_EXERCISE DESCRIPTION_
The listing beneath should be written out in full, exactly as shown.

Raw records
-- start --

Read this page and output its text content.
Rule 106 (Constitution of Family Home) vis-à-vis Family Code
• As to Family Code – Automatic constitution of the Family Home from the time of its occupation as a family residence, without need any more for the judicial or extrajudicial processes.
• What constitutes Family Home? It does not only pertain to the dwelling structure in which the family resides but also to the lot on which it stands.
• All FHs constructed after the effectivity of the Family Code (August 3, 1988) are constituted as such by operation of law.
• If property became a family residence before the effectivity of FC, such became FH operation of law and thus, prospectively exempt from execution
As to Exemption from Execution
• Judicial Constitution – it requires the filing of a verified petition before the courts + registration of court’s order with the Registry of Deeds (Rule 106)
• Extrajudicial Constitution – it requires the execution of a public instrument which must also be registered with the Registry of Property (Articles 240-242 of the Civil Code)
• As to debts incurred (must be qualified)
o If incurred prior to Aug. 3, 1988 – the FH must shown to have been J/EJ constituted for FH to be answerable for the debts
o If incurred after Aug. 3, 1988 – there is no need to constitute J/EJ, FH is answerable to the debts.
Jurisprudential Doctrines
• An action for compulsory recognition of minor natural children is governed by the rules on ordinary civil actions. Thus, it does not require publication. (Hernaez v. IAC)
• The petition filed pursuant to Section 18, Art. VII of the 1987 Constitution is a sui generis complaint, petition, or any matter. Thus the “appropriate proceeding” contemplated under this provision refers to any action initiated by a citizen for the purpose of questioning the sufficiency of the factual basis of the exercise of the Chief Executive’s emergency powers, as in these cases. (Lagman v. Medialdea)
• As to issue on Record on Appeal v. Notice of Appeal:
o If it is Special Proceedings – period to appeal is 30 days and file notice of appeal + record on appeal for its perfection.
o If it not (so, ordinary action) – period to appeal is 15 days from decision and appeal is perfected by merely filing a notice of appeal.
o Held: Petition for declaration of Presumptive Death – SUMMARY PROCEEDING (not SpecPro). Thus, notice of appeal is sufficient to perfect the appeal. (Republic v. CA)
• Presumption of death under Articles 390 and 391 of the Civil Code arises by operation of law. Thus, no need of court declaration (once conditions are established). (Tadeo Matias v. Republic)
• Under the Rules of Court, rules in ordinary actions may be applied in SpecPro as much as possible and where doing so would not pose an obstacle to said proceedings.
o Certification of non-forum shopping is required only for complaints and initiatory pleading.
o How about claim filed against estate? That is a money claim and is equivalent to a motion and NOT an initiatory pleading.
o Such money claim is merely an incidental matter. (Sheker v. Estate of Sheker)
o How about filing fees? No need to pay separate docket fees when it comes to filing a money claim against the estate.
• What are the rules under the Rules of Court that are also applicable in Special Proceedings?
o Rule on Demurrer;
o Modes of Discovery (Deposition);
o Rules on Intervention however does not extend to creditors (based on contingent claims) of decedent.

-- end --

_WRITTEN RESPONSE_
Read this page and output its text content.
Rule 106 (Constitution of Family Home) vis-à-vis Family Code
• As to Family Code – Automatic constitution of the Family Home from the time of its occupation as a family residence, without need any more for the judicial or extrajudicial processes.
• What constitutes Family Home? It does not only pertain to the dwelling structure in which the family resides but also to the lot on which it stands.
• All FHs constructed after the effectivity of the Family Code (August 3, 1988) are constituted as such by operation of law.
• If property became a family residence before the effectivity of FC, such became FH operation of law and thus, prospectively exempt from execution
As to Exemption from Execution
• Judicial Constitution – it requires the filing of a verified petition before the courts + registration of court’s order with the Registry of Deeds (Rule 106)
• Extrajudicial Constitution – it requires the execution of a public instrument which must also be registered with the Registry of Property (Articles 240-242 of the Civil Code)
• As to debts incurred (must be qualified)
o If incurred prior to Aug. 3, 1988 – the FH must shown to have been J/EJ constituted for FH to be answerable for the debts
o If incurred after Aug. 3, 1988 – there is no need to constitute J/EJ, FH is answerable to the debts.
Jurisprudential Doctrines
• An action for compulsory recognition of minor natural children is governed by the rules on ordinary civil actions. Thus, it does not require publication. (Hernaez v. IAC)
• The petition filed pursuant to Section 18, Art. VII of the 1987 Constitution is a sui generis complaint, petition, or any matter. Thus the “appropriate proceeding” contemplated under this provision refers to any action initiated by a citizen for the purpose of questioning the sufficiency of the factual basis of the exercise of the Chief Executive’s emergency powers, as in these cases. (Lagman v. Medialdea)
• As to issue on Record on Appeal v. Notice of Appeal:
o If it is Special Proceedings – period to appeal is 30 days and file notice of appeal + record on appeal for its perfection.
o If it not (so, ordinary action) – period to appeal is 15 days from decision and appeal is perfected by merely filing a notice of appeal.
o Held: Petition for declaration of Presumptive Death – SUMMARY PROCEEDING (not SpecPro). Thus, notice of appeal is sufficient to perfect the appeal. (Republic v. CA)
• Presumption of death under Articles 390 and 391 of the Civil Code arises by operation of law. Thus, no need of court declaration (once conditions are established). (Tadeo Matias v. Republic)
• Under the Rules of Court, rules in ordinary actions may be applied in SpecPro as much as possible and where doing so would not pose an obstacle to said proceedings.
o Certification of non-forum shopping is required only for complaints and initiatory pleading.
o How about claim filed against estate? That is a money claim and is equivalent to a motion and NOT an initiatory pleading.
o Such money claim is merely an incidental matter. (Sheker v. Estate of Sheker)
o How about filing fees? No need to pay separate docket fees when it comes to filing a money claim against the estate.
• What are the rules under the Rules of Court that are also applicable in Special Proceedings?
o Rule on Demurrer;
o Modes of Discovery (Deposition);
o Rules on Intervention however does not extend to creditors (based on contingent claims) of decedent.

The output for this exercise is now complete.